(Dataset records)
========================

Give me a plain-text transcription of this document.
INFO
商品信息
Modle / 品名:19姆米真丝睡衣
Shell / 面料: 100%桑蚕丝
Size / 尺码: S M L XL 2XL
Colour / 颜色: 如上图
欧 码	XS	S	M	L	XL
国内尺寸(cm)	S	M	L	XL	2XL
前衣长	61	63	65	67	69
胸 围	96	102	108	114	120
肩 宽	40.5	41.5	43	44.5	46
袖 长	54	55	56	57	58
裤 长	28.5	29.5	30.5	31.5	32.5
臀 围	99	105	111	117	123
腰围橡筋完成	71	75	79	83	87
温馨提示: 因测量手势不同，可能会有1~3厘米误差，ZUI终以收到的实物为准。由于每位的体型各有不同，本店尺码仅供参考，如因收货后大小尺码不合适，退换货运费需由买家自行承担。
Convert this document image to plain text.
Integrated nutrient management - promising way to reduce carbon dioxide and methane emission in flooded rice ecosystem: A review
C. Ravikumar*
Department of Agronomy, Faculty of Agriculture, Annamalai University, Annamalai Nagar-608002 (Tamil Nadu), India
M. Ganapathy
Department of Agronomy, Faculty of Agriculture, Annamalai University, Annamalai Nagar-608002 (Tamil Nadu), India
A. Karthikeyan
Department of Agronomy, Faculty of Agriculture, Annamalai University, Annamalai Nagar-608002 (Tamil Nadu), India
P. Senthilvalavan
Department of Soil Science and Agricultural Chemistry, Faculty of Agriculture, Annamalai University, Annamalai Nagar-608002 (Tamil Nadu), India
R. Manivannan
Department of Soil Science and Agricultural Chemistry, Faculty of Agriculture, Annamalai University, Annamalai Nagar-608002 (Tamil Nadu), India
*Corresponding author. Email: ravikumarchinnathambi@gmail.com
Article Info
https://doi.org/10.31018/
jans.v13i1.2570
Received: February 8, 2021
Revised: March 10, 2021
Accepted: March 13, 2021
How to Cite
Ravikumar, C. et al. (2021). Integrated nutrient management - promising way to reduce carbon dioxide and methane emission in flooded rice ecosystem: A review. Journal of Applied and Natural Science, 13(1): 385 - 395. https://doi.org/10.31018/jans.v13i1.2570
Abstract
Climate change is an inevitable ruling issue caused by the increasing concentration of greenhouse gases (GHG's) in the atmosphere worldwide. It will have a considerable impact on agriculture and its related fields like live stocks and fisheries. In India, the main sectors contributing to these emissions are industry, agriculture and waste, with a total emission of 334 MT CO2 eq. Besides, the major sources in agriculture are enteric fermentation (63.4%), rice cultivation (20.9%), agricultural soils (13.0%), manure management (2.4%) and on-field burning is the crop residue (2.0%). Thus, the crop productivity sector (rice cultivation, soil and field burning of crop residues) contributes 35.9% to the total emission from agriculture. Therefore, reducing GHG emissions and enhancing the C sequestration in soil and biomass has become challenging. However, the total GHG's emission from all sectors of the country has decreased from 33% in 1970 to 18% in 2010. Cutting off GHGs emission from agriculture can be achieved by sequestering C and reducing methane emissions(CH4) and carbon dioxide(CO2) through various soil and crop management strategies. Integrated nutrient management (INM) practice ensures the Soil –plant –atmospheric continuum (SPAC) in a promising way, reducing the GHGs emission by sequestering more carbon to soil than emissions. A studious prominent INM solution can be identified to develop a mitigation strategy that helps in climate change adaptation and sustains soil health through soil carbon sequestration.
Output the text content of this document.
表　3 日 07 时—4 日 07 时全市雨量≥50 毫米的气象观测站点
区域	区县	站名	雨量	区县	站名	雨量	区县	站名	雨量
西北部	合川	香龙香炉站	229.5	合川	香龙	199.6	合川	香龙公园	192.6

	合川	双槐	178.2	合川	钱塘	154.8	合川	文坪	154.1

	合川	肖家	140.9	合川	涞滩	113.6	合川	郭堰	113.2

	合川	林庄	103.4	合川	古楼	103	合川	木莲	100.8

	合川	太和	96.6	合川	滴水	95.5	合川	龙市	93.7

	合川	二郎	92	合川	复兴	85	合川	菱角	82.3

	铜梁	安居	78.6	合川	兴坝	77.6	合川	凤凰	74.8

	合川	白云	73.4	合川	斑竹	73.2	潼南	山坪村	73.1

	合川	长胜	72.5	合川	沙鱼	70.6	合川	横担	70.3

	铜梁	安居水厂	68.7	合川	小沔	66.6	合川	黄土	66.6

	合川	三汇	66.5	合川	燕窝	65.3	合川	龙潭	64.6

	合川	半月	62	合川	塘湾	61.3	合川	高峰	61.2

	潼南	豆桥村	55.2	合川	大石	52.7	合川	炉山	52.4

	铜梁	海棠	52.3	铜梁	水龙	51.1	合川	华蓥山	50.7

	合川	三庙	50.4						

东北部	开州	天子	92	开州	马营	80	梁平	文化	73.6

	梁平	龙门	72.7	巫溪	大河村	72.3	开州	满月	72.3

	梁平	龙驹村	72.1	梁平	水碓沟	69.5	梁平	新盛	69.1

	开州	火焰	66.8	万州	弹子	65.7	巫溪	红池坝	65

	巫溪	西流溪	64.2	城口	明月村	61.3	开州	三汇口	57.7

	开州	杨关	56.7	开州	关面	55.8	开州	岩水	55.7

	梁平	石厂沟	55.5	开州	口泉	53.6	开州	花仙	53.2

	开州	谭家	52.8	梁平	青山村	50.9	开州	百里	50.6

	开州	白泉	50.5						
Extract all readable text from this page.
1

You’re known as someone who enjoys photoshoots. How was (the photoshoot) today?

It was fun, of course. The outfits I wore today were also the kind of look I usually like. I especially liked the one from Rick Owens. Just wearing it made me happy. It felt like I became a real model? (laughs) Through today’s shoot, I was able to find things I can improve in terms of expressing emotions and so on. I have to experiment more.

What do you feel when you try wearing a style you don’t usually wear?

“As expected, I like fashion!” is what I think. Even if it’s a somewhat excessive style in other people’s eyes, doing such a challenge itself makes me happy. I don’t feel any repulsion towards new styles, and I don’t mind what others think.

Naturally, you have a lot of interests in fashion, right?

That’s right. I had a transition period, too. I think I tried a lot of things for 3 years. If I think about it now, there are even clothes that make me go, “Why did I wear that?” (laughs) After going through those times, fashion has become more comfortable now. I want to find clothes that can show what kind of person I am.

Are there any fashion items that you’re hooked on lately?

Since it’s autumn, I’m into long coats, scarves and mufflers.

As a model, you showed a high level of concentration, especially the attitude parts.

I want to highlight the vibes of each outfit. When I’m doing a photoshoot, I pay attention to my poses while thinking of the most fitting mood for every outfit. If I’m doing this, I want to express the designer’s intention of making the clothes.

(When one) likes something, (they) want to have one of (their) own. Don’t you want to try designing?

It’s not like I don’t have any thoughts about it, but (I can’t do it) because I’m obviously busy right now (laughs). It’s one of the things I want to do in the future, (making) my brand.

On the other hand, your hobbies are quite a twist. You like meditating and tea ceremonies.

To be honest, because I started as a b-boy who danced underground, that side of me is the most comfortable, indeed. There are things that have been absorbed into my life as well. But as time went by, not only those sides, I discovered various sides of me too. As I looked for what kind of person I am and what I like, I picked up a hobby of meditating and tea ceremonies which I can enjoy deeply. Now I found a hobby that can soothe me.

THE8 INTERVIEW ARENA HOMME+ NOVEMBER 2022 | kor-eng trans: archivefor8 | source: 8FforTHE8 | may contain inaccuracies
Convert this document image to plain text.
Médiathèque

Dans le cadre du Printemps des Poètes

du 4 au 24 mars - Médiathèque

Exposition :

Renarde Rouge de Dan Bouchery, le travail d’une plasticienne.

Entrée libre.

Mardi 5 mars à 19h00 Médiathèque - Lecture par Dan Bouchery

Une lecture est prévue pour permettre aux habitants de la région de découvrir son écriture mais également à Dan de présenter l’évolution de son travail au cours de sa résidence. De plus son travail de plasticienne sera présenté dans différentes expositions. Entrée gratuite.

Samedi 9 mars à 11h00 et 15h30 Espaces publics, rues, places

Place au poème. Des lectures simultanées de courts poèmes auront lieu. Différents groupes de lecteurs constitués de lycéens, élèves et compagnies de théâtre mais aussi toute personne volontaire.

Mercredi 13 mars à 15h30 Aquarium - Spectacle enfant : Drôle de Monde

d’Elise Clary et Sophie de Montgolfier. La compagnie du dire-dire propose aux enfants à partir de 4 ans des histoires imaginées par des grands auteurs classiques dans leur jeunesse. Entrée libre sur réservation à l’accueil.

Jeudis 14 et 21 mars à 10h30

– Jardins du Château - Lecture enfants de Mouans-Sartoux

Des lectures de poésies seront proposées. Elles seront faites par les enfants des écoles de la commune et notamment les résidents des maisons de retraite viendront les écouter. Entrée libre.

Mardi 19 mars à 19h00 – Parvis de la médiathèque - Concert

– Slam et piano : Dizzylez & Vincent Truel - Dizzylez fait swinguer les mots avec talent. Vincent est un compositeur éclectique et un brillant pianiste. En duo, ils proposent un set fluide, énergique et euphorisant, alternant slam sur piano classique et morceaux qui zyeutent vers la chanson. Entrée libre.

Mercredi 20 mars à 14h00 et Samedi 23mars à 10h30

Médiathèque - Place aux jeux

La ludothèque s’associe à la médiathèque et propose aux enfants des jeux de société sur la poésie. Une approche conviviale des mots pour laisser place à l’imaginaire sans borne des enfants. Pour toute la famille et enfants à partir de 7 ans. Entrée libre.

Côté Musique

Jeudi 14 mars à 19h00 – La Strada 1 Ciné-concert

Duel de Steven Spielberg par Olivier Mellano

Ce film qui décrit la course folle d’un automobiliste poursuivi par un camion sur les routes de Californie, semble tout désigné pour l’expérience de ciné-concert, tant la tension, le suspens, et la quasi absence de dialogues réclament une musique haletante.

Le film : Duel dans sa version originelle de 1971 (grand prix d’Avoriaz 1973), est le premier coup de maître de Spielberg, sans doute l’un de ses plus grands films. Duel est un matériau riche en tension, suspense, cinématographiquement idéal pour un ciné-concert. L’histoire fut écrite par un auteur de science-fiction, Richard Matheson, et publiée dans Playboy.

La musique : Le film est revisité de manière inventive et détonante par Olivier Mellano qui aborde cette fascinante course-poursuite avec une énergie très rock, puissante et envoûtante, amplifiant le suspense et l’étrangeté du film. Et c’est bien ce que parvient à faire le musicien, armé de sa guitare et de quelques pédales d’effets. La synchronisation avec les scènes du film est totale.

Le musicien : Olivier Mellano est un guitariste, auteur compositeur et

========================

JOB:
Show the lines of the records that include the string "wearing".

CORRECT ANSWER:
It was fun, of course. The outfits I wore today were also the kind of look I usually like. I especially liked the one from Rick Owens. Just wearing it made me happy. It felt like I became a real model? (laughs) Through today’s shoot, I was able to find things I can improve in terms of expressing emotions and so on. I have to experiment more.
What do you feel when you try wearing a style you don’t usually wear?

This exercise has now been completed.